Stored data entries:
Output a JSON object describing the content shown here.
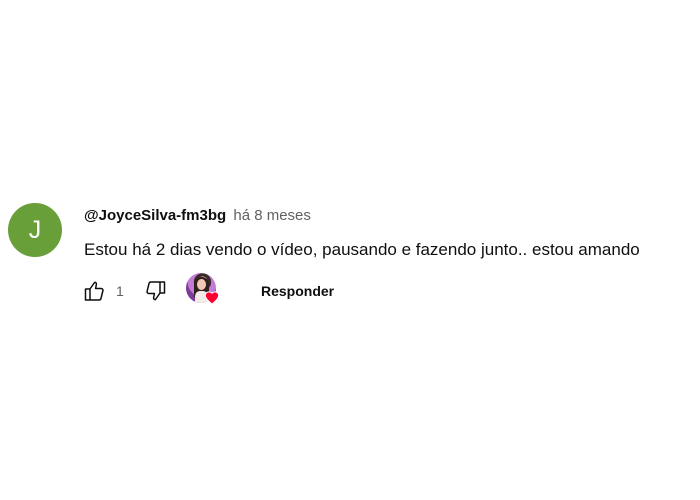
{
  "comment": {
    "avatar_letter": "J",
    "avatar_color": "#689f38",
    "author": "@JoyceSilva-fm3bg",
    "published_time": "há 8 meses",
    "text": "Estou há 2 dias vendo o vídeo, pausando e fazendo junto.. estou amando",
    "like_count": "1",
    "icons": {
      "like": "thumb-up-icon",
      "dislike": "thumb-down-icon",
      "creator_heart": "heart-icon"
    },
    "heart_color": "#ff0033",
    "reply_label": "Responder"
  }
}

__Exercise task__. Return all of the entries word for word, but omit the pictures.

__Answer to this problem__.
Output a JSON object describing the content shown here.
{
  "comment": {
    "avatar_letter": "J",
    "avatar_color": "#689f38",
    "author": "@JoyceSilva-fm3bg",
    "published_time": "há 8 meses",
    "text": "Estou há 2 dias vendo o vídeo, pausando e fazendo junto.. estou amando",
    "like_count": "1",
    "icons": {
      "like": "thumb-up-icon",
      "dislike": "thumb-down-icon",
      "creator_heart": "heart-icon"
    },
    "heart_color": "#ff0033",
    "reply_label": "Responder"
  }
}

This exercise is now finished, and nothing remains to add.